(EXERCISE REQUIREMENTS):
Report each line of the data that has "JSON" somewhere in it.

-------- RECORDS TO PROCESS

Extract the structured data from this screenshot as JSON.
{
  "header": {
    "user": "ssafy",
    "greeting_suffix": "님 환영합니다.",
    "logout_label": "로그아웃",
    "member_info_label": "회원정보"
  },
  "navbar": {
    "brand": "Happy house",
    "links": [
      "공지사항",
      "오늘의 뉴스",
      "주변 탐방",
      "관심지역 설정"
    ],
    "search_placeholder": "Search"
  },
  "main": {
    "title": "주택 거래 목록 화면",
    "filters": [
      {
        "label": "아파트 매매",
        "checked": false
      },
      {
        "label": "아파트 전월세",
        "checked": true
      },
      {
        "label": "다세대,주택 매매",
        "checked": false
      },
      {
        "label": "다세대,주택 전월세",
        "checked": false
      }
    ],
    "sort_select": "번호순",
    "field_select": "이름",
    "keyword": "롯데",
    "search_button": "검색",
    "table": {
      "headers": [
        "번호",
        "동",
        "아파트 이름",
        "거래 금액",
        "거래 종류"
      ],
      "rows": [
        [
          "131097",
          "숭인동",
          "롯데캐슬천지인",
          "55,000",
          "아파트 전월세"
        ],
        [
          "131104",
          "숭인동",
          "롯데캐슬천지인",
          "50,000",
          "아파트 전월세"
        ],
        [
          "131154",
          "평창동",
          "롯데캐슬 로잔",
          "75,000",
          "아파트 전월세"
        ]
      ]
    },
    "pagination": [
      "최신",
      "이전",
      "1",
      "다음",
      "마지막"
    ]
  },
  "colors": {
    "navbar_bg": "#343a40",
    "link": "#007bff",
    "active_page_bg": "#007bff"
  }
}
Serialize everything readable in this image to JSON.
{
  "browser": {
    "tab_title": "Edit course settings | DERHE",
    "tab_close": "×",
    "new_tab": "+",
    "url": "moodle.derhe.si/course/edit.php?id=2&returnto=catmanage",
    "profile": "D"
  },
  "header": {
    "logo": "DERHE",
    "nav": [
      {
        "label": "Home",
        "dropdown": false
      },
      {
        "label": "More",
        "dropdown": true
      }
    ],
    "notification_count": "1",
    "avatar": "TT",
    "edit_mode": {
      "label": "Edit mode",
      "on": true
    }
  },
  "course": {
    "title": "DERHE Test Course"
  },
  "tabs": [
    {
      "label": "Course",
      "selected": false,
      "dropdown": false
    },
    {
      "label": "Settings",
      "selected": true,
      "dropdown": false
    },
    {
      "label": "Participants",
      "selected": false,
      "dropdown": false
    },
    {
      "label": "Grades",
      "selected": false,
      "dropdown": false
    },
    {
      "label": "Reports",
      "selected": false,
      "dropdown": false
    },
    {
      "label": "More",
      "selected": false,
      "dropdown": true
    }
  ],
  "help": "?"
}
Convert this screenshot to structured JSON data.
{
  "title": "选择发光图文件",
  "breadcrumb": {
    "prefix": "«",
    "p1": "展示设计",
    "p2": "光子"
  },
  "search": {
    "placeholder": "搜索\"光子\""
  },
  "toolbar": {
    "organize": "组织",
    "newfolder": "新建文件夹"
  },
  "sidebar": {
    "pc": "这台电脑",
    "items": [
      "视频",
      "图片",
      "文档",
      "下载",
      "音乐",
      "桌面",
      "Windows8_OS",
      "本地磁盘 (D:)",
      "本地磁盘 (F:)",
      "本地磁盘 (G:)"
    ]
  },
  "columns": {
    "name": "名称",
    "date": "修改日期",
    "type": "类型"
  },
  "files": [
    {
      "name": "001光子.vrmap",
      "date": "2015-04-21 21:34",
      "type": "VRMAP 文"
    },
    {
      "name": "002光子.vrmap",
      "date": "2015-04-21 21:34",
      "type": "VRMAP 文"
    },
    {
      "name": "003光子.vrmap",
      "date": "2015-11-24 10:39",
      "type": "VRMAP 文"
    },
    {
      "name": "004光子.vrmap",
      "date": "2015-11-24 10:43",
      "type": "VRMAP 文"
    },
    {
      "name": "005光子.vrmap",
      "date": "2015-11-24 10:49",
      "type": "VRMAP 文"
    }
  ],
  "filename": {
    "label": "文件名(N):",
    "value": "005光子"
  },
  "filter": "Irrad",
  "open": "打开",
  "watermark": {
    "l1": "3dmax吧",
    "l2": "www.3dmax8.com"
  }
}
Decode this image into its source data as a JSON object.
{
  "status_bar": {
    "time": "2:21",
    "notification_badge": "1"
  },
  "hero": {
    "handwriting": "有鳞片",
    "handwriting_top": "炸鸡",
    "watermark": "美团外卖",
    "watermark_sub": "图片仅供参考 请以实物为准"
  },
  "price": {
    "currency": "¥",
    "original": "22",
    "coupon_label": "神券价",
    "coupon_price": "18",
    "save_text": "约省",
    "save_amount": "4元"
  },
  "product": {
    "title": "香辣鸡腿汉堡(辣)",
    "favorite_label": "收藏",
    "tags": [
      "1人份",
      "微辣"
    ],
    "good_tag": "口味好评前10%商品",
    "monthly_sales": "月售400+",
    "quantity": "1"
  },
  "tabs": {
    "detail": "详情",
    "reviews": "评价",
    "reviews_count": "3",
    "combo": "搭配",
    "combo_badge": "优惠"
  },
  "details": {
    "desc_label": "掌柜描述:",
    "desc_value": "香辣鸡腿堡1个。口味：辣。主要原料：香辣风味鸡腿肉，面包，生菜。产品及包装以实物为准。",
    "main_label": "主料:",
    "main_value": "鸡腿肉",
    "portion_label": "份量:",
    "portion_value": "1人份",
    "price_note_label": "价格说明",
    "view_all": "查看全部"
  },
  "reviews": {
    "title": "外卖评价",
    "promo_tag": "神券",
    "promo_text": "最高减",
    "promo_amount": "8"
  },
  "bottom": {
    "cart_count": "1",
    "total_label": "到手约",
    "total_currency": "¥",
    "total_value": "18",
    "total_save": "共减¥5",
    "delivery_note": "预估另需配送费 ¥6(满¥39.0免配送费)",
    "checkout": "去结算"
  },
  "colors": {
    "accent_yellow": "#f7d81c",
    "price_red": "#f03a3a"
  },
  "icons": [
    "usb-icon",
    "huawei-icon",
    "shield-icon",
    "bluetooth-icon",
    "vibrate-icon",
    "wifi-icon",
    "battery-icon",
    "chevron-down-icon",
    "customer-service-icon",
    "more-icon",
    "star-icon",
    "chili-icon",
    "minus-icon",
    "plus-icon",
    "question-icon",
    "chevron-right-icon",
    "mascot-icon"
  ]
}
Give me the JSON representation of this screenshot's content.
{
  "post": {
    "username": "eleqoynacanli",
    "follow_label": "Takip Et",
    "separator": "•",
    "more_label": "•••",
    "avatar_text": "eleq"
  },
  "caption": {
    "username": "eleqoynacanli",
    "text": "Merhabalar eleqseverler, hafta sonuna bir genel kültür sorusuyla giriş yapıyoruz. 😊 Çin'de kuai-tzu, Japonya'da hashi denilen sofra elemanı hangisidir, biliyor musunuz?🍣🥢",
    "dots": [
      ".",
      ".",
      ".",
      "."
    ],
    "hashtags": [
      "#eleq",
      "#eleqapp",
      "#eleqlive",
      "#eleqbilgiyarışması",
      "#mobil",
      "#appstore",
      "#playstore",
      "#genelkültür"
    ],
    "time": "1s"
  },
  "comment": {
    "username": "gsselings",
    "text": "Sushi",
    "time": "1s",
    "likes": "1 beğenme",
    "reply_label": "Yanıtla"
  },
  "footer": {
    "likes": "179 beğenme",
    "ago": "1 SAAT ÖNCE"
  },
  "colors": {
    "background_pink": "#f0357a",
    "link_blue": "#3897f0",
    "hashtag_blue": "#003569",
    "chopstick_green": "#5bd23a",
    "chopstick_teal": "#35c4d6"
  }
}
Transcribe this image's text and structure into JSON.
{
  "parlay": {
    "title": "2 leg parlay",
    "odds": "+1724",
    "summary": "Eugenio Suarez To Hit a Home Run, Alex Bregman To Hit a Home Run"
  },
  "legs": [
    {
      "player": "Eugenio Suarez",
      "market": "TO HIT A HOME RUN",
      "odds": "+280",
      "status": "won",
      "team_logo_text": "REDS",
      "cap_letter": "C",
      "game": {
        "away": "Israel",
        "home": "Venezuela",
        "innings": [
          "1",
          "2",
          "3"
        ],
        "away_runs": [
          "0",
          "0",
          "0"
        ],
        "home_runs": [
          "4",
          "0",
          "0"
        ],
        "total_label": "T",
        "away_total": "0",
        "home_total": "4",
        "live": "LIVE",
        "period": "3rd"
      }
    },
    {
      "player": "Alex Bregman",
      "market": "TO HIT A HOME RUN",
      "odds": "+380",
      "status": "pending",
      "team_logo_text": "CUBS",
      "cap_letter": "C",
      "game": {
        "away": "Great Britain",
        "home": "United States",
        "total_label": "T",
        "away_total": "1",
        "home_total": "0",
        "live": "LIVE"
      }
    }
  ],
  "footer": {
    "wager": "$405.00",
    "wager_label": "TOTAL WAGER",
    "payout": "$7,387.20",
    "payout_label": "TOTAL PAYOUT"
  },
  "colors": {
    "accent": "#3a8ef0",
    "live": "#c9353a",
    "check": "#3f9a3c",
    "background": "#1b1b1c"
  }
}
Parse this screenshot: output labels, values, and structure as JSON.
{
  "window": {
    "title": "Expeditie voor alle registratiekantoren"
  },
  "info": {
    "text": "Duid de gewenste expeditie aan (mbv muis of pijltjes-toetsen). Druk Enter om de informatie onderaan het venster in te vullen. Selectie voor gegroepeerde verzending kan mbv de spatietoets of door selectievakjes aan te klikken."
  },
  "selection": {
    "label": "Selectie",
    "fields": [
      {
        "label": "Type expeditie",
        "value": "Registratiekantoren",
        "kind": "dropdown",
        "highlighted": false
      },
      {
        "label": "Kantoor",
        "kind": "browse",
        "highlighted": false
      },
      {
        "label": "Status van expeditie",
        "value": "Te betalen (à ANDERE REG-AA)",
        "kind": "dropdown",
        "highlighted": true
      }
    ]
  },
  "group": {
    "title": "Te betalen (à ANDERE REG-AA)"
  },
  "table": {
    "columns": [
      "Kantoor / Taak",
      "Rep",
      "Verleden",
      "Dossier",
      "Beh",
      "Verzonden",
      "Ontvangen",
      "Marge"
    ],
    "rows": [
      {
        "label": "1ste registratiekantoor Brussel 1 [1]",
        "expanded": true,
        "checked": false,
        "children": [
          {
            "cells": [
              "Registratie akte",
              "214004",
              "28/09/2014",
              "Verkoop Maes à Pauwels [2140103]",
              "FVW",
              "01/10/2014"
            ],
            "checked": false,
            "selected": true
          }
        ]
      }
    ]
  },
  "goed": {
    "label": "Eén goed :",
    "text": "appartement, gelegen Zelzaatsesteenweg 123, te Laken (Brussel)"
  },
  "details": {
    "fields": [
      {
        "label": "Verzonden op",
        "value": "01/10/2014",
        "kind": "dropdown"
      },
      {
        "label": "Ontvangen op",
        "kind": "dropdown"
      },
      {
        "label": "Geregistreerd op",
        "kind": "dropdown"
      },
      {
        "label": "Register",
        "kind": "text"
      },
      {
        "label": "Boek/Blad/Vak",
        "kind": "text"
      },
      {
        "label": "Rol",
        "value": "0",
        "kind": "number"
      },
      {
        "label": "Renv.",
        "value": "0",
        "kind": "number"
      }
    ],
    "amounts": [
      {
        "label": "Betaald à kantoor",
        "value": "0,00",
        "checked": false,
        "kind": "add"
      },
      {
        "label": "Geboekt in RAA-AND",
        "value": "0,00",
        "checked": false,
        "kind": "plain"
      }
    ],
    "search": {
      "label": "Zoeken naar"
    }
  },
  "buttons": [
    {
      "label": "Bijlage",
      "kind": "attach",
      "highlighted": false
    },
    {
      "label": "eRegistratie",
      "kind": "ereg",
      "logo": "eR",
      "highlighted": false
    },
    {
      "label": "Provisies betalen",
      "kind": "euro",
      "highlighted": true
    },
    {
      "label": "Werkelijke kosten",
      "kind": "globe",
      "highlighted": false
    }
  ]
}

----------------

(OUTPUT OF THE TASK):
Extract the structured data from this screenshot as JSON.
Serialize everything readable in this image to JSON.
Convert this screenshot to structured JSON data.
Decode this image into its source data as a JSON object.
Give me the JSON representation of this screenshot's content.
Transcribe this image's text and structure into JSON.
Parse this screenshot: output labels, values, and structure as JSON.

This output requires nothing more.